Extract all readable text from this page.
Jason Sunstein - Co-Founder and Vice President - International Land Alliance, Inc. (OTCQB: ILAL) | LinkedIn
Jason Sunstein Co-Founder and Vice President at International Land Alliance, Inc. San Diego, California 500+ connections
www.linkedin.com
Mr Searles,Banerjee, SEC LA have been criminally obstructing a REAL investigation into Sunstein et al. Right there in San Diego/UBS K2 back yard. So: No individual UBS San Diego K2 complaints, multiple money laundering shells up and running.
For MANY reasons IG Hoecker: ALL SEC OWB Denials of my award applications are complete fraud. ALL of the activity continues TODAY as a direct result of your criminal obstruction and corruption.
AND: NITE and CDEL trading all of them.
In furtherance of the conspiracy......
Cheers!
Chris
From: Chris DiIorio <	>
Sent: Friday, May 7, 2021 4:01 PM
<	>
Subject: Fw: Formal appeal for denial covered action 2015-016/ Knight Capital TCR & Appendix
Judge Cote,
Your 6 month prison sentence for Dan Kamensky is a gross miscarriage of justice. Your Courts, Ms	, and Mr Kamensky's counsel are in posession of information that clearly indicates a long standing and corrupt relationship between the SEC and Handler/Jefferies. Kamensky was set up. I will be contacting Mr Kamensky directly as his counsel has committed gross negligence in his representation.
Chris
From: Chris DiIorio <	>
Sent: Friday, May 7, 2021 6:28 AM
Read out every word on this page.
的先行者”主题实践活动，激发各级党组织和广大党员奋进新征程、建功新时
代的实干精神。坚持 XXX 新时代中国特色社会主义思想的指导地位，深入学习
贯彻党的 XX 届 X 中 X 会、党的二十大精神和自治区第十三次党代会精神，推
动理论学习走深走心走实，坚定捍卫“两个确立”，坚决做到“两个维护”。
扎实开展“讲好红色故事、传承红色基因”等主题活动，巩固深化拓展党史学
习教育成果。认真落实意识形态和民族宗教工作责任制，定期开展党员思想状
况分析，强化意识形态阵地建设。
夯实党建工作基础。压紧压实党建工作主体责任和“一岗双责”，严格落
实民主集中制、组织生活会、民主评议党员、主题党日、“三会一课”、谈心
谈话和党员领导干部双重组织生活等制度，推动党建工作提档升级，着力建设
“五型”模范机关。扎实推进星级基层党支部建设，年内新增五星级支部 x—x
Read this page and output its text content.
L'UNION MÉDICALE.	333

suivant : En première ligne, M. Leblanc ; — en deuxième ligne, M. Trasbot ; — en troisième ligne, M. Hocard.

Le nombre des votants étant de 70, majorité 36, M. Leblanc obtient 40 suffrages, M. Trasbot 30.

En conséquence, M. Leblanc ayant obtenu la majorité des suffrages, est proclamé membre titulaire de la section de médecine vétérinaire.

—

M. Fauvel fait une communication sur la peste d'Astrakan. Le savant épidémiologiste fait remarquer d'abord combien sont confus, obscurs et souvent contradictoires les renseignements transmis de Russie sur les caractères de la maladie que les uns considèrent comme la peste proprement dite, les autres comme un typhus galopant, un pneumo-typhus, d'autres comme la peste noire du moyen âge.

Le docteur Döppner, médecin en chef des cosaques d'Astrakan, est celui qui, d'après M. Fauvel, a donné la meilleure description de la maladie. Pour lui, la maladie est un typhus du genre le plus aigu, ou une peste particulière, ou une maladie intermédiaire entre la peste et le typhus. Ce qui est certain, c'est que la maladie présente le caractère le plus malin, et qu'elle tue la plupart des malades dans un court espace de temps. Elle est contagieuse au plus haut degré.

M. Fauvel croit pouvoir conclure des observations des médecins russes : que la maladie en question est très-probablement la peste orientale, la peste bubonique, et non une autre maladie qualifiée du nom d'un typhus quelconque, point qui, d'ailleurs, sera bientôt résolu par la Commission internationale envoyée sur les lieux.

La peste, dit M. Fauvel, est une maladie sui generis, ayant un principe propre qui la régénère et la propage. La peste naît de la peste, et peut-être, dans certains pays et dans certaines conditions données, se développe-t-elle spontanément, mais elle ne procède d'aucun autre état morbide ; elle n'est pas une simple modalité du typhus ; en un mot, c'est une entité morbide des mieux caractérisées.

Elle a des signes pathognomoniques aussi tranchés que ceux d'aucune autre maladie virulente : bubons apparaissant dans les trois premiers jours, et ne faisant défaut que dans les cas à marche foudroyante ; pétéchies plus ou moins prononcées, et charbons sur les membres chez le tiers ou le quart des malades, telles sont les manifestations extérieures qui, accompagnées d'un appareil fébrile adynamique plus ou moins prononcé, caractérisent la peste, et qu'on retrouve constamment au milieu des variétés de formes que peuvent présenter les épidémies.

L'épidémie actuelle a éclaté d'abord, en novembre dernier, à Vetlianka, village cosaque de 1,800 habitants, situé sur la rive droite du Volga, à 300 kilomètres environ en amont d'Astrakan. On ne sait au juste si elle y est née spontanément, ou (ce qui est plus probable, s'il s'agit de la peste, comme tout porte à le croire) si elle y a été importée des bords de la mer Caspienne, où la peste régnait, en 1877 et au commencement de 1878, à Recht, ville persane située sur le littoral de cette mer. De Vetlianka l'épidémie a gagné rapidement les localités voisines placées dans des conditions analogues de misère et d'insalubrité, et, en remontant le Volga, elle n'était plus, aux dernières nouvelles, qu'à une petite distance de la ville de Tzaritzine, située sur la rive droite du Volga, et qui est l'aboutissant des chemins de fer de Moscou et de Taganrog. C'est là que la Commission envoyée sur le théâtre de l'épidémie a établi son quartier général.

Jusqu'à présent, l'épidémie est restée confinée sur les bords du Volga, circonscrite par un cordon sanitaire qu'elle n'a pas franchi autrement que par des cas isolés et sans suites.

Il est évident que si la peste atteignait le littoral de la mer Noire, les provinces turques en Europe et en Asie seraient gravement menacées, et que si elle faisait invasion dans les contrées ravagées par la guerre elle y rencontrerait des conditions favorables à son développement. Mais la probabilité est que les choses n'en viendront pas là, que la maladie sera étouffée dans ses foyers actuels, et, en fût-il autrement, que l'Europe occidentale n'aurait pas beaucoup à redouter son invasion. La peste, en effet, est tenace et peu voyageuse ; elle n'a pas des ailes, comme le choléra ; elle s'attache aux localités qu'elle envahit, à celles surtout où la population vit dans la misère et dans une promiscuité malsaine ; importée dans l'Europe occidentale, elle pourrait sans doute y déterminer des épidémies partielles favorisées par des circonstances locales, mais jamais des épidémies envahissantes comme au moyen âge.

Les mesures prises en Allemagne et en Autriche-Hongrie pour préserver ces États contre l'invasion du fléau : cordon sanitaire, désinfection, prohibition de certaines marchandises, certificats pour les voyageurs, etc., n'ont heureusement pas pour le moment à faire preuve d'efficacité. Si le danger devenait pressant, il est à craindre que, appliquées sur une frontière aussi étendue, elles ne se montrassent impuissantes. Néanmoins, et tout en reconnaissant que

> [Exercise directions]:
Set down all of the data above, word for word.

> [Answer to this exercise]:
Extract all readable text from this page.
Jason Sunstein - Co-Founder and Vice President - International Land Alliance, Inc. (OTCQB: ILAL) | LinkedIn
Jason Sunstein Co-Founder and Vice President at International Land Alliance, Inc. San Diego, California 500+ connections
www.linkedin.com
Mr Searles,Banerjee, SEC LA have been criminally obstructing a REAL investigation into Sunstein et al. Right there in San Diego/UBS K2 back yard. So: No individual UBS San Diego K2 complaints, multiple money laundering shells up and running.
For MANY reasons IG Hoecker: ALL SEC OWB Denials of my award applications are complete fraud. ALL of the activity continues TODAY as a direct result of your criminal obstruction and corruption.
AND: NITE and CDEL trading all of them.
In furtherance of the conspiracy......
Cheers!
Chris
From: Chris DiIorio <	>
Sent: Friday, May 7, 2021 4:01 PM
<	>
Subject: Fw: Formal appeal for denial covered action 2015-016/ Knight Capital TCR & Appendix
Judge Cote,
Your 6 month prison sentence for Dan Kamensky is a gross miscarriage of justice. Your Courts, Ms	, and Mr Kamensky's counsel are in posession of information that clearly indicates a long standing and corrupt relationship between the SEC and Handler/Jefferies. Kamensky was set up. I will be contacting Mr Kamensky directly as his counsel has committed gross negligence in his representation.
Chris
From: Chris DiIorio <	>
Sent: Friday, May 7, 2021 6:28 AM
Read out every word on this page.
的先行者”主题实践活动，激发各级党组织和广大党员奋进新征程、建功新时
代的实干精神。坚持 XXX 新时代中国特色社会主义思想的指导地位，深入学习
贯彻党的 XX 届 X 中 X 会、党的二十大精神和自治区第十三次党代会精神，推
动理论学习走深走心走实，坚定捍卫“两个确立”，坚决做到“两个维护”。
扎实开展“讲好红色故事、传承红色基因”等主题活动，巩固深化拓展党史学
习教育成果。认真落实意识形态和民族宗教工作责任制，定期开展党员思想状
况分析，强化意识形态阵地建设。
夯实党建工作基础。压紧压实党建工作主体责任和“一岗双责”，严格落
实民主集中制、组织生活会、民主评议党员、主题党日、“三会一课”、谈心
谈话和党员领导干部双重组织生活等制度，推动党建工作提档升级，着力建设
“五型”模范机关。扎实推进星级基层党支部建设，年内新增五星级支部 x—x
Read this page and output its text content.
L'UNION MÉDICALE.	333

suivant : En première ligne, M. Leblanc ; — en deuxième ligne, M. Trasbot ; — en troisième ligne, M. Hocard.

Le nombre des votants étant de 70, majorité 36, M. Leblanc obtient 40 suffrages, M. Trasbot 30.

En conséquence, M. Leblanc ayant obtenu la majorité des suffrages, est proclamé membre titulaire de la section de médecine vétérinaire.

—

M. Fauvel fait une communication sur la peste d'Astrakan. Le savant épidémiologiste fait remarquer d'abord combien sont confus, obscurs et souvent contradictoires les renseignements transmis de Russie sur les caractères de la maladie que les uns considèrent comme la peste proprement dite, les autres comme un typhus galopant, un pneumo-typhus, d'autres comme la peste noire du moyen âge.

Le docteur Döppner, médecin en chef des cosaques d'Astrakan, est celui qui, d'après M. Fauvel, a donné la meilleure description de la maladie. Pour lui, la maladie est un typhus du genre le plus aigu, ou une peste particulière, ou une maladie intermédiaire entre la peste et le typhus. Ce qui est certain, c'est que la maladie présente le caractère le plus malin, et qu'elle tue la plupart des malades dans un court espace de temps. Elle est contagieuse au plus haut degré.

M. Fauvel croit pouvoir conclure des observations des médecins russes : que la maladie en question est très-probablement la peste orientale, la peste bubonique, et non une autre maladie qualifiée du nom d'un typhus quelconque, point qui, d'ailleurs, sera bientôt résolu par la Commission internationale envoyée sur les lieux.

La peste, dit M. Fauvel, est une maladie sui generis, ayant un principe propre qui la régénère et la propage. La peste naît de la peste, et peut-être, dans certains pays et dans certaines conditions données, se développe-t-elle spontanément, mais elle ne procède d'aucun autre état morbide ; elle n'est pas une simple modalité du typhus ; en un mot, c'est une entité morbide des mieux caractérisées.

Elle a des signes pathognomoniques aussi tranchés que ceux d'aucune autre maladie virulente : bubons apparaissant dans les trois premiers jours, et ne faisant défaut que dans les cas à marche foudroyante ; pétéchies plus ou moins prononcées, et charbons sur les membres chez le tiers ou le quart des malades, telles sont les manifestations extérieures qui, accompagnées d'un appareil fébrile adynamique plus ou moins prononcé, caractérisent la peste, et qu'on retrouve constamment au milieu des variétés de formes que peuvent présenter les épidémies.

L'épidémie actuelle a éclaté d'abord, en novembre dernier, à Vetlianka, village cosaque de 1,800 habitants, situé sur la rive droite du Volga, à 300 kilomètres environ en amont d'Astrakan. On ne sait au juste si elle y est née spontanément, ou (ce qui est plus probable, s'il s'agit de la peste, comme tout porte à le croire) si elle y a été importée des bords de la mer Caspienne, où la peste régnait, en 1877 et au commencement de 1878, à Recht, ville persane située sur le littoral de cette mer. De Vetlianka l'épidémie a gagné rapidement les localités voisines placées dans des conditions analogues de misère et d'insalubrité, et, en remontant le Volga, elle n'était plus, aux dernières nouvelles, qu'à une petite distance de la ville de Tzaritzine, située sur la rive droite du Volga, et qui est l'aboutissant des chemins de fer de Moscou et de Taganrog. C'est là que la Commission envoyée sur le théâtre de l'épidémie a établi son quartier général.

Jusqu'à présent, l'épidémie est restée confinée sur les bords du Volga, circonscrite par un cordon sanitaire qu'elle n'a pas franchi autrement que par des cas isolés et sans suites.

Il est évident que si la peste atteignait le littoral de la mer Noire, les provinces turques en Europe et en Asie seraient gravement menacées, et que si elle faisait invasion dans les contrées ravagées par la guerre elle y rencontrerait des conditions favorables à son développement. Mais la probabilité est que les choses n'en viendront pas là, que la maladie sera étouffée dans ses foyers actuels, et, en fût-il autrement, que l'Europe occidentale n'aurait pas beaucoup à redouter son invasion. La peste, en effet, est tenace et peu voyageuse ; elle n'a pas des ailes, comme le choléra ; elle s'attache aux localités qu'elle envahit, à celles surtout où la population vit dans la misère et dans une promiscuité malsaine ; importée dans l'Europe occidentale, elle pourrait sans doute y déterminer des épidémies partielles favorisées par des circonstances locales, mais jamais des épidémies envahissantes comme au moyen âge.

Les mesures prises en Allemagne et en Autriche-Hongrie pour préserver ces États contre l'invasion du fléau : cordon sanitaire, désinfection, prohibition de certaines marchandises, certificats pour les voyageurs, etc., n'ont heureusement pas pour le moment à faire preuve d'efficacité. Si le danger devenait pressant, il est à craindre que, appliquées sur une frontière aussi étendue, elles ne se montrassent impuissantes. Néanmoins, et tout en reconnaissant que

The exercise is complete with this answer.